**Exercise instructions:** Write out the whole listing, matching it exactly.

**Record set:**
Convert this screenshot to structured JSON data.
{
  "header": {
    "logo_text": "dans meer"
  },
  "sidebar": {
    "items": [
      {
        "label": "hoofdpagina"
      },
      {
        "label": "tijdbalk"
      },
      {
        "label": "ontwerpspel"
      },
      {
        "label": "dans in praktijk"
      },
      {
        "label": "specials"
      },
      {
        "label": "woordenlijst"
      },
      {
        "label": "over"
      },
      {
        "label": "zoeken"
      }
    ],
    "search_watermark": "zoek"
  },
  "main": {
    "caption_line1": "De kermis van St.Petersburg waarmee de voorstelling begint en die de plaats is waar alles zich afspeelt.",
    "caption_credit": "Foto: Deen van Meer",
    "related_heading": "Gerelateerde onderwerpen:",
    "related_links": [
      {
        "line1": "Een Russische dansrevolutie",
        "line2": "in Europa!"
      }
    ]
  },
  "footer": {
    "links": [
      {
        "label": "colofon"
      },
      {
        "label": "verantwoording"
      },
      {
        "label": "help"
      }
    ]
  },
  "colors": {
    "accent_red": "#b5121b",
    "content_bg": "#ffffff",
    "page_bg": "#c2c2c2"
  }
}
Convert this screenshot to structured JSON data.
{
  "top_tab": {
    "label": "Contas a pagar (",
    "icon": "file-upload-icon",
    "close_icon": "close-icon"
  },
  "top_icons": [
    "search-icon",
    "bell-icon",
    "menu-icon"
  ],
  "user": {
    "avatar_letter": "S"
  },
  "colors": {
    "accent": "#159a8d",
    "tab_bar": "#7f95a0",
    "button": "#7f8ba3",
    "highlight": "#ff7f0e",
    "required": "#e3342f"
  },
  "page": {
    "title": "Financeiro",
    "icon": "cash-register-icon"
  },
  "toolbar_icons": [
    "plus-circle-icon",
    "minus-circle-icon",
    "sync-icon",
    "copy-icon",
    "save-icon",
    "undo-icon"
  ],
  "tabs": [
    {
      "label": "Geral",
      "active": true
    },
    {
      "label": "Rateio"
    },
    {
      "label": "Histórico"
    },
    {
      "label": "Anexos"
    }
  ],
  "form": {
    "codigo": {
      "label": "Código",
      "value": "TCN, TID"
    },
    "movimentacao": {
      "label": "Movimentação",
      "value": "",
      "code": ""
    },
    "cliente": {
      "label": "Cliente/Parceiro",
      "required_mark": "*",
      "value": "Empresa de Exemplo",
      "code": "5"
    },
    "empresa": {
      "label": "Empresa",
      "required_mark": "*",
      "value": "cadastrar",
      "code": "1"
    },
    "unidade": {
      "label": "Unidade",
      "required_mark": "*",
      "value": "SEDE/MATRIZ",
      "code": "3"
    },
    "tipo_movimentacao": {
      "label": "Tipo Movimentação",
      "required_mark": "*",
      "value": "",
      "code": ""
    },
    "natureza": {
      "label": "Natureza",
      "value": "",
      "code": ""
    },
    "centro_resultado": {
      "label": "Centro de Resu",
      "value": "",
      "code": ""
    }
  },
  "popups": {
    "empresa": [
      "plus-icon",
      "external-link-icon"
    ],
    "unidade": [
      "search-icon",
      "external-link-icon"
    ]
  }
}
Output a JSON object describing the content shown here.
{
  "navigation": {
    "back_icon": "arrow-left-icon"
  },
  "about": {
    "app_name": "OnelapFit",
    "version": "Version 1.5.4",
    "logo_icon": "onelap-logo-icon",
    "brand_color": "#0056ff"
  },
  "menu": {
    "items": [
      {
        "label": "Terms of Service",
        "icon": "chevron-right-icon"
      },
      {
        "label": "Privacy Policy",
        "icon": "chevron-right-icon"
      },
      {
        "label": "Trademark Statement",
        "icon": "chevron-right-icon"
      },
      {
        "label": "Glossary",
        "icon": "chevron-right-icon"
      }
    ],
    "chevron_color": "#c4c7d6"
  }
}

**Response:**
Convert this screenshot to structured JSON data.
{
  "header": {
    "logo_text": "dans meer"
  },
  "sidebar": {
    "items": [
      {
        "label": "hoofdpagina"
      },
      {
        "label": "tijdbalk"
      },
      {
        "label": "ontwerpspel"
      },
      {
        "label": "dans in praktijk"
      },
      {
        "label": "specials"
      },
      {
        "label": "woordenlijst"
      },
      {
        "label": "over"
      },
      {
        "label": "zoeken"
      }
    ],
    "search_watermark": "zoek"
  },
  "main": {
    "caption_line1": "De kermis van St.Petersburg waarmee de voorstelling begint en die de plaats is waar alles zich afspeelt.",
    "caption_credit": "Foto: Deen van Meer",
    "related_heading": "Gerelateerde onderwerpen:",
    "related_links": [
      {
        "line1": "Een Russische dansrevolutie",
        "line2": "in Europa!"
      }
    ]
  },
  "footer": {
    "links": [
      {
        "label": "colofon"
      },
      {
        "label": "verantwoording"
      },
      {
        "label": "help"
      }
    ]
  },
  "colors": {
    "accent_red": "#b5121b",
    "content_bg": "#ffffff",
    "page_bg": "#c2c2c2"
  }
}
Convert this screenshot to structured JSON data.
{
  "top_tab": {
    "label": "Contas a pagar (",
    "icon": "file-upload-icon",
    "close_icon": "close-icon"
  },
  "top_icons": [
    "search-icon",
    "bell-icon",
    "menu-icon"
  ],
  "user": {
    "avatar_letter": "S"
  },
  "colors": {
    "accent": "#159a8d",
    "tab_bar": "#7f95a0",
    "button": "#7f8ba3",
    "highlight": "#ff7f0e",
    "required": "#e3342f"
  },
  "page": {
    "title": "Financeiro",
    "icon": "cash-register-icon"
  },
  "toolbar_icons": [
    "plus-circle-icon",
    "minus-circle-icon",
    "sync-icon",
    "copy-icon",
    "save-icon",
    "undo-icon"
  ],
  "tabs": [
    {
      "label": "Geral",
      "active": true
    },
    {
      "label": "Rateio"
    },
    {
      "label": "Histórico"
    },
    {
      "label": "Anexos"
    }
  ],
  "form": {
    "codigo": {
      "label": "Código",
      "value": "TCN, TID"
    },
    "movimentacao": {
      "label": "Movimentação",
      "value": "",
      "code": ""
    },
    "cliente": {
      "label": "Cliente/Parceiro",
      "required_mark": "*",
      "value": "Empresa de Exemplo",
      "code": "5"
    },
    "empresa": {
      "label": "Empresa",
      "required_mark": "*",
      "value": "cadastrar",
      "code": "1"
    },
    "unidade": {
      "label": "Unidade",
      "required_mark": "*",
      "value": "SEDE/MATRIZ",
      "code": "3"
    },
    "tipo_movimentacao": {
      "label": "Tipo Movimentação",
      "required_mark": "*",
      "value": "",
      "code": ""
    },
    "natureza": {
      "label": "Natureza",
      "value": "",
      "code": ""
    },
    "centro_resultado": {
      "label": "Centro de Resu",
      "value": "",
      "code": ""
    }
  },
  "popups": {
    "empresa": [
      "plus-icon",
      "external-link-icon"
    ],
    "unidade": [
      "search-icon",
      "external-link-icon"
    ]
  }
}
Output a JSON object describing the content shown here.
{
  "navigation": {
    "back_icon": "arrow-left-icon"
  },
  "about": {
    "app_name": "OnelapFit",
    "version": "Version 1.5.4",
    "logo_icon": "onelap-logo-icon",
    "brand_color": "#0056ff"
  },
  "menu": {
    "items": [
      {
        "label": "Terms of Service",
        "icon": "chevron-right-icon"
      },
      {
        "label": "Privacy Policy",
        "icon": "chevron-right-icon"
      },
      {
        "label": "Trademark Statement",
        "icon": "chevron-right-icon"
      },
      {
        "label": "Glossary",
        "icon": "chevron-right-icon"
      }
    ],
    "chevron_color": "#c4c7d6"
  }
}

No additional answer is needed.